### Exercise requirements
Go through the listing and pick out each line with the word "Antex" in it.

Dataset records
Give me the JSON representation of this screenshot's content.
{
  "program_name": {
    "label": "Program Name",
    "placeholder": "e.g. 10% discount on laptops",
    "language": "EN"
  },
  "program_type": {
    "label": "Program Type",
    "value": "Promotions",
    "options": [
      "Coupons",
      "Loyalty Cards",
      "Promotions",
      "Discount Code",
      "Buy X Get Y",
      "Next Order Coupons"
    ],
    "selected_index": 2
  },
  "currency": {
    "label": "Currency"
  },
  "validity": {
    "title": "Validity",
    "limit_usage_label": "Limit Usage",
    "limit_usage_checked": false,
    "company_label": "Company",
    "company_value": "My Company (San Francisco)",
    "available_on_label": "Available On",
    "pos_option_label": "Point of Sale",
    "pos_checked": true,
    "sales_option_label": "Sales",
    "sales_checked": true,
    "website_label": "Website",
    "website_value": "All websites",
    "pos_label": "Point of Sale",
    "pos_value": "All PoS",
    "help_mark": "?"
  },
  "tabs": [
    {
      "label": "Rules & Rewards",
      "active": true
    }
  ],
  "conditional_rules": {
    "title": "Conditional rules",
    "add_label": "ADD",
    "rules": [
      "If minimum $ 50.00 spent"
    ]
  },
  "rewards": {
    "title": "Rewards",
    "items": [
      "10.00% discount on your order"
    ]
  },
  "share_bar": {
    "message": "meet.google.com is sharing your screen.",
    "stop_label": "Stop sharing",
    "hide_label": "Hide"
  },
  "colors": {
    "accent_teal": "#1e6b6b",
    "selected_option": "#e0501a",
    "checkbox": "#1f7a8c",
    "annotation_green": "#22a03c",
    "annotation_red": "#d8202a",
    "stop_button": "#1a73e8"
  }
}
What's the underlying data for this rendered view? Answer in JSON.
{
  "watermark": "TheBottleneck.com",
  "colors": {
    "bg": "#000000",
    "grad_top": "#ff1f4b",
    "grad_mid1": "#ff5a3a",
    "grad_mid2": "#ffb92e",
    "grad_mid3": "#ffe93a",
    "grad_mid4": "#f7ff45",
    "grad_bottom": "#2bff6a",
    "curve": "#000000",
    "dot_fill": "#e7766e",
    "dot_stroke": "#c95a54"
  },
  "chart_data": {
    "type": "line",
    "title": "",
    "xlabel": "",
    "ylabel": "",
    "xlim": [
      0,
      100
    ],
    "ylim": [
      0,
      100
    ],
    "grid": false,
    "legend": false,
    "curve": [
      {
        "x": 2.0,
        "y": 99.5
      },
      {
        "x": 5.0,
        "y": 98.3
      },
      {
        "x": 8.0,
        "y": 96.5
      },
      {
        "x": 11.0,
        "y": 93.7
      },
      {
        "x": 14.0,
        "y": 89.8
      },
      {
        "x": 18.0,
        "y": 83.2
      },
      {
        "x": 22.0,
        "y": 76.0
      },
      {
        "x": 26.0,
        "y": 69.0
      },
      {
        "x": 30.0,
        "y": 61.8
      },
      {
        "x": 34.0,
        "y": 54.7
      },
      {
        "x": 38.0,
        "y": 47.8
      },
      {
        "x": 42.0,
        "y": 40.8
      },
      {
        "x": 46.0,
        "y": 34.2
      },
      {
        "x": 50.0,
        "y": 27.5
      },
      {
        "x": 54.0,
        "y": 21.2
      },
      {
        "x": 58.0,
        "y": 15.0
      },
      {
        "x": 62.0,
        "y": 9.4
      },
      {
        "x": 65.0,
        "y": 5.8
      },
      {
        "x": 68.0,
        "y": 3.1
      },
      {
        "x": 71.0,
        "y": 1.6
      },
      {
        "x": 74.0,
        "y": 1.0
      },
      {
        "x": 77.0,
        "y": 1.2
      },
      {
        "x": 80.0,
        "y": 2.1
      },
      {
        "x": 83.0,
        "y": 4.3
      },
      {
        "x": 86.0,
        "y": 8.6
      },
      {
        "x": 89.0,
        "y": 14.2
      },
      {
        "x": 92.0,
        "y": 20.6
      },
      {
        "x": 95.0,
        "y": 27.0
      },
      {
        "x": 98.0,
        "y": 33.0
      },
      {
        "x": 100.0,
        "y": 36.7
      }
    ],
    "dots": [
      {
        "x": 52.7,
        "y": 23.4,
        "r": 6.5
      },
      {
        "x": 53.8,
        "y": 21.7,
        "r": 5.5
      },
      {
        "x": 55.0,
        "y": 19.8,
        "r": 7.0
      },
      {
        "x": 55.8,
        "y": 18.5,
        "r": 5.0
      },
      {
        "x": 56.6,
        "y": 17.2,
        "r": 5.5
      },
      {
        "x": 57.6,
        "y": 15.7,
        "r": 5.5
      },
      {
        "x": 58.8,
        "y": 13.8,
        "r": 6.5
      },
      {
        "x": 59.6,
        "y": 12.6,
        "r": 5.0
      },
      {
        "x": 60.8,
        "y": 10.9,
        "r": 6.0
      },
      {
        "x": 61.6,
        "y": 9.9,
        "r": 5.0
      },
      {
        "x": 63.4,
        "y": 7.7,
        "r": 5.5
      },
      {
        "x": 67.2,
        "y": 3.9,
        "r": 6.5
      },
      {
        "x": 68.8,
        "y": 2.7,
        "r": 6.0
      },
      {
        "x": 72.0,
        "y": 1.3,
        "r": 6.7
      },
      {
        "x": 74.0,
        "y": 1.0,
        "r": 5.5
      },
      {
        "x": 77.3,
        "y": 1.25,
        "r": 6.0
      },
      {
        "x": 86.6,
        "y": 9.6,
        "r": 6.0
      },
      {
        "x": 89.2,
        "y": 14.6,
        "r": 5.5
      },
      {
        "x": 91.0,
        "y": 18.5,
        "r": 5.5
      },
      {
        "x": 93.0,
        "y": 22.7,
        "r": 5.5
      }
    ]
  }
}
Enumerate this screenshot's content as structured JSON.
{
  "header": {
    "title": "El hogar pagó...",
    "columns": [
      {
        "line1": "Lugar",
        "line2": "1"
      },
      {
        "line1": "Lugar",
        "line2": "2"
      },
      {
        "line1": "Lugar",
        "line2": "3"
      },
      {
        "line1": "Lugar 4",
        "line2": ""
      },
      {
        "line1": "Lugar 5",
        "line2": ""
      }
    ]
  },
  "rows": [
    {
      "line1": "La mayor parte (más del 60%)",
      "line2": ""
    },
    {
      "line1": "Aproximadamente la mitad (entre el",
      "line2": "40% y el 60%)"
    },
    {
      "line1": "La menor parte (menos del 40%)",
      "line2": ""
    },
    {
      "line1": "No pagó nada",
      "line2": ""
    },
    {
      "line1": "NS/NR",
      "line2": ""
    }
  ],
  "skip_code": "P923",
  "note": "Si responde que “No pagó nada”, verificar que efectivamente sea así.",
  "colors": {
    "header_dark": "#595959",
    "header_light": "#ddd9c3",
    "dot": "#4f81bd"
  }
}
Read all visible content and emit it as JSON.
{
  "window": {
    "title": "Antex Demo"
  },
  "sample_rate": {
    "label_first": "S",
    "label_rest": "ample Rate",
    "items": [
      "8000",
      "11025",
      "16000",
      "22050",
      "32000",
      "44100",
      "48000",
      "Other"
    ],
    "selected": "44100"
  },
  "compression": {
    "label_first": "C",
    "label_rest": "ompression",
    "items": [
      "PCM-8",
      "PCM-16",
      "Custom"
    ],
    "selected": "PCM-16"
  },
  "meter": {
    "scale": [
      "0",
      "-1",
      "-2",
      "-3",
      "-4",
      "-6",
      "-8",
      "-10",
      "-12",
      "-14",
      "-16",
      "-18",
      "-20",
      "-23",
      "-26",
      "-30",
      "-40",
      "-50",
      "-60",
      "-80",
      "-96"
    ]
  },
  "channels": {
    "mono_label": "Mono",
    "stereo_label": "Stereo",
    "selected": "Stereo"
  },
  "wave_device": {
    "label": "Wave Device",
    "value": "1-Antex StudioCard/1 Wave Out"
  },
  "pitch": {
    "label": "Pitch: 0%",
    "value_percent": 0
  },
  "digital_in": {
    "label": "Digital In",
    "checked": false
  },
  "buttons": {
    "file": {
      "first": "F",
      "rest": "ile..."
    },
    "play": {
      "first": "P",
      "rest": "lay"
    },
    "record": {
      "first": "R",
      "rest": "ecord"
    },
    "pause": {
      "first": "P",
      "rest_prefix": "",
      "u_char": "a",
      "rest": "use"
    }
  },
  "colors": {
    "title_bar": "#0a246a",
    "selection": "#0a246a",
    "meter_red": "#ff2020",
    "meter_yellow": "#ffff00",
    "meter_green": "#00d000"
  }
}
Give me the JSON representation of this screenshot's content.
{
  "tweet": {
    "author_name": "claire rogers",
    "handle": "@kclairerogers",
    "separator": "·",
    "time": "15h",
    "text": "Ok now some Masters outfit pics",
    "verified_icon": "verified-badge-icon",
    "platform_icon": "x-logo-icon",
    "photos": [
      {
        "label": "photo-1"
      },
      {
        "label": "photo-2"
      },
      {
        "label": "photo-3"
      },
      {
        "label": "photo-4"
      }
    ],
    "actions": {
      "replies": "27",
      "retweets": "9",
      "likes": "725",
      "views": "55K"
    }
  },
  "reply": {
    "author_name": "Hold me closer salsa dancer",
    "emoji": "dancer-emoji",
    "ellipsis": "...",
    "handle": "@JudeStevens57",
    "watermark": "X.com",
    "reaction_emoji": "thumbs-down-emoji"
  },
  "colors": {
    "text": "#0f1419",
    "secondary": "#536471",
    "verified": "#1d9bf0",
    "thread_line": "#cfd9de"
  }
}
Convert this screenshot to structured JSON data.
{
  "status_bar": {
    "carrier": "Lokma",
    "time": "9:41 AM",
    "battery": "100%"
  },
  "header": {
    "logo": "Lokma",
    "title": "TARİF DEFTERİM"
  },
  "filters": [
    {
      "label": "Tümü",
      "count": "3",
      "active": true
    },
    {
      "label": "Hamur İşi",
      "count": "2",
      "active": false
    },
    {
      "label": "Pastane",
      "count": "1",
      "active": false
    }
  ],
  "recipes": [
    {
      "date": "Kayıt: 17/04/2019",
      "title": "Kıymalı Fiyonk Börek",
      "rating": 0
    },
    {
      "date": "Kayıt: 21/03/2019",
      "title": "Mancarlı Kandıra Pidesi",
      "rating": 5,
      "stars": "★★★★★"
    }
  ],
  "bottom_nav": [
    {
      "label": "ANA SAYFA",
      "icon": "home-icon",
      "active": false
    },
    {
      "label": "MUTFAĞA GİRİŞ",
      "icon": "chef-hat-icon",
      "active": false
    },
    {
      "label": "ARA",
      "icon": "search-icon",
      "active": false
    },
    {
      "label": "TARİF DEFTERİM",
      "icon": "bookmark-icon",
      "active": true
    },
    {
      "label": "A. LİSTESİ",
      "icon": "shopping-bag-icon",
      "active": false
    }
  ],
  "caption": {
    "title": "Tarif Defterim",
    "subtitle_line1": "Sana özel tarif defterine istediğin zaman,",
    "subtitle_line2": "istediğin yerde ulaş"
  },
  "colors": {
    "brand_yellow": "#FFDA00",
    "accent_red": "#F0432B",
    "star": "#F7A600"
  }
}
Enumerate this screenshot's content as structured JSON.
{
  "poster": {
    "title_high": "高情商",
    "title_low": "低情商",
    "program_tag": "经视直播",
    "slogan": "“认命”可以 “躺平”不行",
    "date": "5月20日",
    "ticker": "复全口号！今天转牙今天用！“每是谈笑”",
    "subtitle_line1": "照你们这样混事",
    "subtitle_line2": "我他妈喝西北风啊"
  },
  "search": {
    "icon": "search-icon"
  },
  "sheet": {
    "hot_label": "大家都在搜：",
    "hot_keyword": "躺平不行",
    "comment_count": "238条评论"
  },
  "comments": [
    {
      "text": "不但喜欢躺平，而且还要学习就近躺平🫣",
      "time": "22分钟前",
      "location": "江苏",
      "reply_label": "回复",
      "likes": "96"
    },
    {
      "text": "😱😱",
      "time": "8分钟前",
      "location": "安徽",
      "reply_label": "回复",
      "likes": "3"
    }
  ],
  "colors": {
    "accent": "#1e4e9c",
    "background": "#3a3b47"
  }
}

### Output for this exercise
    "title": "Antex Demo"
    "value": "1-Antex StudioCard/1 Wave Out"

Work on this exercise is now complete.